[Your instructions] Work out how many lines of the records hold the string "this", and reply with that number alone.

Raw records
[start]

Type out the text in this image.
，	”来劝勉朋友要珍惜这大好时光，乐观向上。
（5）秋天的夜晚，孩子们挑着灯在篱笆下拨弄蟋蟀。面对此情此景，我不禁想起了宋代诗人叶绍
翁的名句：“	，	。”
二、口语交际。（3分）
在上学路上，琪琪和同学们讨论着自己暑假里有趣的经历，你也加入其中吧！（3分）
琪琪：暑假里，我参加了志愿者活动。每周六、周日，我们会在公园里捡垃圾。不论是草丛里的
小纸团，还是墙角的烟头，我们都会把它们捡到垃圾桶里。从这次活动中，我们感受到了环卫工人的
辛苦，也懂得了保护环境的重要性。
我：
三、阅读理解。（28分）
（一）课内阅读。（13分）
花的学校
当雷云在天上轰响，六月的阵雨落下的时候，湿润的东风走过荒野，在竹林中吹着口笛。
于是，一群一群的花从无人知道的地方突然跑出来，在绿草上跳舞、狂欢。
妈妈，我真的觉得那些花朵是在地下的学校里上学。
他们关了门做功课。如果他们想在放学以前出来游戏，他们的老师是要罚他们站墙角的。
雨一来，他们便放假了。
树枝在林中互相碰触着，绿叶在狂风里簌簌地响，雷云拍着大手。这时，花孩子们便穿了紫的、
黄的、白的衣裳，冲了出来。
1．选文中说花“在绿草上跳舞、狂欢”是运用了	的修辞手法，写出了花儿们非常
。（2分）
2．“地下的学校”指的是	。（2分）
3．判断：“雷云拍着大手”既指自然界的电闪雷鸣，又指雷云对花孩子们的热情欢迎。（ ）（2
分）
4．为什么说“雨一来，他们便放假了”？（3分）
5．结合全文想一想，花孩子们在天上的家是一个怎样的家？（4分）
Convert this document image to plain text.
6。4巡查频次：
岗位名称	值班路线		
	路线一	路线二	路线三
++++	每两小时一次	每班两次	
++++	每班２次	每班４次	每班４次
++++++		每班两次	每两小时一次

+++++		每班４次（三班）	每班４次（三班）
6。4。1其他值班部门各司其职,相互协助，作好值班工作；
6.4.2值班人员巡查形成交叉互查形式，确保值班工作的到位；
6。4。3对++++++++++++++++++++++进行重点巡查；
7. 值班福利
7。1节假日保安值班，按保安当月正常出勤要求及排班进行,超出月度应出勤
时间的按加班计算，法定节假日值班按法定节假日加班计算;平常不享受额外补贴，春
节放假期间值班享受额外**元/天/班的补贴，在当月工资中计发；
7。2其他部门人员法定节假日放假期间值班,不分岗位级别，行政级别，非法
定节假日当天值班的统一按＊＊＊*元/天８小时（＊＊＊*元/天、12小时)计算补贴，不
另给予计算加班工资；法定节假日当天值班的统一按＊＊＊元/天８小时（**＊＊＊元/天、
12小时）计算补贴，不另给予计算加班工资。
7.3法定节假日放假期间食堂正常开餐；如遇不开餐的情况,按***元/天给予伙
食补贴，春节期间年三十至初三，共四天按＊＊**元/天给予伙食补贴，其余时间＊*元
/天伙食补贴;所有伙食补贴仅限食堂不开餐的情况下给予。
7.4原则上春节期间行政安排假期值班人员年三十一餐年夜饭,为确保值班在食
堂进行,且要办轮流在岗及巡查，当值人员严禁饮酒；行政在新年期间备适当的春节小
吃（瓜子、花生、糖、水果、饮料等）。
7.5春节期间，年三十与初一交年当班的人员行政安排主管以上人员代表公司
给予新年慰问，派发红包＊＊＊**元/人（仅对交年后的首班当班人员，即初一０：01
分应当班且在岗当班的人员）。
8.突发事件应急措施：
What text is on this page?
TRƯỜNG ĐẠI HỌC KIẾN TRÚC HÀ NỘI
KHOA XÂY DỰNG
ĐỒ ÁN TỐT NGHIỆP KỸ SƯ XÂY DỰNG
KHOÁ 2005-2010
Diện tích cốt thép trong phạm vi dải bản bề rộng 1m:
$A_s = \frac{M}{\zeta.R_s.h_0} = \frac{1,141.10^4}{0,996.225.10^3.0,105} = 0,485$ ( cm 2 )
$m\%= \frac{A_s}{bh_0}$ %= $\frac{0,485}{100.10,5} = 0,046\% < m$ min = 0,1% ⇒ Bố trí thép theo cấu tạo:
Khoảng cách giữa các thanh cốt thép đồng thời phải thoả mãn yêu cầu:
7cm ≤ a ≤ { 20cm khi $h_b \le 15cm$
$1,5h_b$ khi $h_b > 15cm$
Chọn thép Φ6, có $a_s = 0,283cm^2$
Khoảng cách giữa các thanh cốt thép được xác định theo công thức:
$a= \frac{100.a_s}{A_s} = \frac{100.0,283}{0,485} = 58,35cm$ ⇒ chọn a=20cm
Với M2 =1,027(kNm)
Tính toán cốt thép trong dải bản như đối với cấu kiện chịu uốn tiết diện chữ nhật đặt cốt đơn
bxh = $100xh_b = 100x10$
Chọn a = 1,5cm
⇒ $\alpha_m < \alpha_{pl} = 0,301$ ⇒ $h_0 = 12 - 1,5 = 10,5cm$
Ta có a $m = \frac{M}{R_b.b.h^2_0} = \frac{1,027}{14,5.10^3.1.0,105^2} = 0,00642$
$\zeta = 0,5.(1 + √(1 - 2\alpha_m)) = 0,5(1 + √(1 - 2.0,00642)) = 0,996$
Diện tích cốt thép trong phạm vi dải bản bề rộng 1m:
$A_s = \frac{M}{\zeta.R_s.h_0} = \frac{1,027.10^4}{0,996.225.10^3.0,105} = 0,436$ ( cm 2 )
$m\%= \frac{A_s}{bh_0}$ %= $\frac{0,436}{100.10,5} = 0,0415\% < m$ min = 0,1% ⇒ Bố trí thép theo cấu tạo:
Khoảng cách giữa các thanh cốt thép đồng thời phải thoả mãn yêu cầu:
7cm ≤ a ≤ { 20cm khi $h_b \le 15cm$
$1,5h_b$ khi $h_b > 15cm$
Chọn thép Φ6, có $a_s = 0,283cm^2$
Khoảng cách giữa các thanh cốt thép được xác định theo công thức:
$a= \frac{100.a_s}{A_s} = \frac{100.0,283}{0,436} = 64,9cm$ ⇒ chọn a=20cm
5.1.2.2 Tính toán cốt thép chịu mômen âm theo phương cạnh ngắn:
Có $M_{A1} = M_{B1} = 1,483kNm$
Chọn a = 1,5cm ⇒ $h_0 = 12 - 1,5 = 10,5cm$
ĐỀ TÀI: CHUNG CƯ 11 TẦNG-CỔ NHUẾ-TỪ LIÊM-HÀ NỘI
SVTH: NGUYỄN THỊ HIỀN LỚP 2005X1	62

[end]

[Written solution] 3